WHAT YOU HAVE TO DO: Copy out all the entries exactly.
-- start INPUT RECORDS --
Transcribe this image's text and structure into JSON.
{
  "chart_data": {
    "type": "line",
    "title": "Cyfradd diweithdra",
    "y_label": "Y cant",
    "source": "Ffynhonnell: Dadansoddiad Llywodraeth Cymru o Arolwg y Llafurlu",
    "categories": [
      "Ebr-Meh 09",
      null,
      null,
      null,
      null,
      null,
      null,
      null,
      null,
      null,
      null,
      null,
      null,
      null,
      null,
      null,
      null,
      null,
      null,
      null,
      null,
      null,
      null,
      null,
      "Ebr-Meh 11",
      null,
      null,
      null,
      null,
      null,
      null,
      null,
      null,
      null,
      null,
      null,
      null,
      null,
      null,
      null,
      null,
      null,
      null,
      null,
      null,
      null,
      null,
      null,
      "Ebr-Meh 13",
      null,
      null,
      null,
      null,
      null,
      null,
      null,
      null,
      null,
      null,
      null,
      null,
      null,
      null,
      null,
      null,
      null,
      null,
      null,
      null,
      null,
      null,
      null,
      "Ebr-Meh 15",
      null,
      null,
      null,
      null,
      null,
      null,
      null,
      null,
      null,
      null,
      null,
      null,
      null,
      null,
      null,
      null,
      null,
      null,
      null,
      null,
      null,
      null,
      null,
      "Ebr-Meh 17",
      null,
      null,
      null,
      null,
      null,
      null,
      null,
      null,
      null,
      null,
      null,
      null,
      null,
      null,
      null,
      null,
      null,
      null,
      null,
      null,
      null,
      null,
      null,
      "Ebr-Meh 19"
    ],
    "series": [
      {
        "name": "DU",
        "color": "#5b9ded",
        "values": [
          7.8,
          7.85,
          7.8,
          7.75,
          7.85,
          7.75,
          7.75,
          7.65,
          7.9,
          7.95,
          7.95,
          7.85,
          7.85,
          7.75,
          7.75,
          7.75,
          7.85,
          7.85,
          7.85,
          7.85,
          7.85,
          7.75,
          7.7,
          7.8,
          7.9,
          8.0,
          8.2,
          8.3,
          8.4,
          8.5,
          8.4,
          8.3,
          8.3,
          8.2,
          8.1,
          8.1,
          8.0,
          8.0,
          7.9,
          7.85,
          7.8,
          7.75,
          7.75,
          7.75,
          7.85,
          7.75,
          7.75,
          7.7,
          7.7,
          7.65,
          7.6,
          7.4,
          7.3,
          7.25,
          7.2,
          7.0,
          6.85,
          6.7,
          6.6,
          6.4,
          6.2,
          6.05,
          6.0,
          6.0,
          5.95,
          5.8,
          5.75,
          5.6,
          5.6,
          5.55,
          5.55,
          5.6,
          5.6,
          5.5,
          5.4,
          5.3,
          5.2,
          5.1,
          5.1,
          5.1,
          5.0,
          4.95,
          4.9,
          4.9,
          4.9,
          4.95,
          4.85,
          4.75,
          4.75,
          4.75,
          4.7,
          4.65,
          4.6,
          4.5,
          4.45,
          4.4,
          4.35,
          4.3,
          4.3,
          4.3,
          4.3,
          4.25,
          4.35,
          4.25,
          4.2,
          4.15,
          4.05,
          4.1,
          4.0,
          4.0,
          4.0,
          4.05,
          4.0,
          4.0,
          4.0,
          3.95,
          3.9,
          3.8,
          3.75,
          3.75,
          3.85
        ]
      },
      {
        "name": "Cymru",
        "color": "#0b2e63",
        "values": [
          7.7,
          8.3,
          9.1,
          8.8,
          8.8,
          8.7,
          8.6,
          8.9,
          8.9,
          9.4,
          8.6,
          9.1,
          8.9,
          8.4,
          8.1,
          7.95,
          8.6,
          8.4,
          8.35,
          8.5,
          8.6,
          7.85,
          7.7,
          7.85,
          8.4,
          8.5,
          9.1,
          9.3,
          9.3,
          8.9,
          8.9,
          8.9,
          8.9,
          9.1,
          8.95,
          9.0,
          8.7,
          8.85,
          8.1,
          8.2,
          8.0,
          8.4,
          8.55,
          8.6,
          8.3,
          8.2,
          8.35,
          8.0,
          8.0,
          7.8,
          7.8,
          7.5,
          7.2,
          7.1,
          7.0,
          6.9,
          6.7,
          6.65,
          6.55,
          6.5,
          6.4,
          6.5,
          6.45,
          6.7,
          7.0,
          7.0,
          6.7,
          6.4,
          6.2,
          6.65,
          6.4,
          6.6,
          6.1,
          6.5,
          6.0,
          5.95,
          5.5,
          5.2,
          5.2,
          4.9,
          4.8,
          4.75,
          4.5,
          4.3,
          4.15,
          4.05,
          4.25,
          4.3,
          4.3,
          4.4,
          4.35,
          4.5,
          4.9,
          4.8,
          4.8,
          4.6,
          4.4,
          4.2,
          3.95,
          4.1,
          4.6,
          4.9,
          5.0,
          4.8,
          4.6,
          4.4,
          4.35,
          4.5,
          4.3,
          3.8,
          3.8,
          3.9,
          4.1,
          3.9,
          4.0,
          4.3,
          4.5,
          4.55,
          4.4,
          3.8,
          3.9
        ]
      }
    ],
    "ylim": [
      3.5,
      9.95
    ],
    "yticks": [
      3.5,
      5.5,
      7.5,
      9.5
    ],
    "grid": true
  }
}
-- end INPUT RECORDS --
TASK RESPONSE:
Transcribe this image's text and structure into JSON.
{
  "chart_data": {
    "type": "line",
    "title": "Cyfradd diweithdra",
    "y_label": "Y cant",
    "source": "Ffynhonnell: Dadansoddiad Llywodraeth Cymru o Arolwg y Llafurlu",
    "categories": [
      "Ebr-Meh 09",
      null,
      null,
      null,
      null,
      null,
      null,
      null,
      null,
      null,
      null,
      null,
      null,
      null,
      null,
      null,
      null,
      null,
      null,
      null,
      null,
      null,
      null,
      null,
      "Ebr-Meh 11",
      null,
      null,
      null,
      null,
      null,
      null,
      null,
      null,
      null,
      null,
      null,
      null,
      null,
      null,
      null,
      null,
      null,
      null,
      null,
      null,
      null,
      null,
      null,
      "Ebr-Meh 13",
      null,
      null,
      null,
      null,
      null,
      null,
      null,
      null,
      null,
      null,
      null,
      null,
      null,
      null,
      null,
      null,
      null,
      null,
      null,
      null,
      null,
      null,
      null,
      "Ebr-Meh 15",
      null,
      null,
      null,
      null,
      null,
      null,
      null,
      null,
      null,
      null,
      null,
      null,
      null,
      null,
      null,
      null,
      null,
      null,
      null,
      null,
      null,
      null,
      null,
      "Ebr-Meh 17",
      null,
      null,
      null,
      null,
      null,
      null,
      null,
      null,
      null,
      null,
      null,
      null,
      null,
      null,
      null,
      null,
      null,
      null,
      null,
      null,
      null,
      null,
      null,
      "Ebr-Meh 19"
    ],
    "series": [
      {
        "name": "DU",
        "color": "#5b9ded",
        "values": [
          7.8,
          7.85,
          7.8,
          7.75,
          7.85,
          7.75,
          7.75,
          7.65,
          7.9,
          7.95,
          7.95,
          7.85,
          7.85,
          7.75,
          7.75,
          7.75,
          7.85,
          7.85,
          7.85,
          7.85,
          7.85,
          7.75,
          7.7,
          7.8,
          7.9,
          8.0,
          8.2,
          8.3,
          8.4,
          8.5,
          8.4,
          8.3,
          8.3,
          8.2,
          8.1,
          8.1,
          8.0,
          8.0,
          7.9,
          7.85,
          7.8,
          7.75,
          7.75,
          7.75,
          7.85,
          7.75,
          7.75,
          7.7,
          7.7,
          7.65,
          7.6,
          7.4,
          7.3,
          7.25,
          7.2,
          7.0,
          6.85,
          6.7,
          6.6,
          6.4,
          6.2,
          6.05,
          6.0,
          6.0,
          5.95,
          5.8,
          5.75,
          5.6,
          5.6,
          5.55,
          5.55,
          5.6,
          5.6,
          5.5,
          5.4,
          5.3,
          5.2,
          5.1,
          5.1,
          5.1,
          5.0,
          4.95,
          4.9,
          4.9,
          4.9,
          4.95,
          4.85,
          4.75,
          4.75,
          4.75,
          4.7,
          4.65,
          4.6,
          4.5,
          4.45,
          4.4,
          4.35,
          4.3,
          4.3,
          4.3,
          4.3,
          4.25,
          4.35,
          4.25,
          4.2,
          4.15,
          4.05,
          4.1,
          4.0,
          4.0,
          4.0,
          4.05,
          4.0,
          4.0,
          4.0,
          3.95,
          3.9,
          3.8,
          3.75,
          3.75,
          3.85
        ]
      },
      {
        "name": "Cymru",
        "color": "#0b2e63",
        "values": [
          7.7,
          8.3,
          9.1,
          8.8,
          8.8,
          8.7,
          8.6,
          8.9,
          8.9,
          9.4,
          8.6,
          9.1,
          8.9,
          8.4,
          8.1,
          7.95,
          8.6,
          8.4,
          8.35,
          8.5,
          8.6,
          7.85,
          7.7,
          7.85,
          8.4,
          8.5,
          9.1,
          9.3,
          9.3,
          8.9,
          8.9,
          8.9,
          8.9,
          9.1,
          8.95,
          9.0,
          8.7,
          8.85,
          8.1,
          8.2,
          8.0,
          8.4,
          8.55,
          8.6,
          8.3,
          8.2,
          8.35,
          8.0,
          8.0,
          7.8,
          7.8,
          7.5,
          7.2,
          7.1,
          7.0,
          6.9,
          6.7,
          6.65,
          6.55,
          6.5,
          6.4,
          6.5,
          6.45,
          6.7,
          7.0,
          7.0,
          6.7,
          6.4,
          6.2,
          6.65,
          6.4,
          6.6,
          6.1,
          6.5,
          6.0,
          5.95,
          5.5,
          5.2,
          5.2,
          4.9,
          4.8,
          4.75,
          4.5,
          4.3,
          4.15,
          4.05,
          4.25,
          4.3,
          4.3,
          4.4,
          4.35,
          4.5,
          4.9,
          4.8,
          4.8,
          4.6,
          4.4,
          4.2,
          3.95,
          4.1,
          4.6,
          4.9,
          5.0,
          4.8,
          4.6,
          4.4,
          4.35,
          4.5,
          4.3,
          3.8,
          3.8,
          3.9,
          4.1,
          3.9,
          4.0,
          4.3,
          4.5,
          4.55,
          4.4,
          3.8,
          3.9
        ]
      }
    ],
    "ylim": [
      3.5,
      9.95
    ],
    "yticks": [
      3.5,
      5.5,
      7.5,
      9.5
    ],
    "grid": true
  }
}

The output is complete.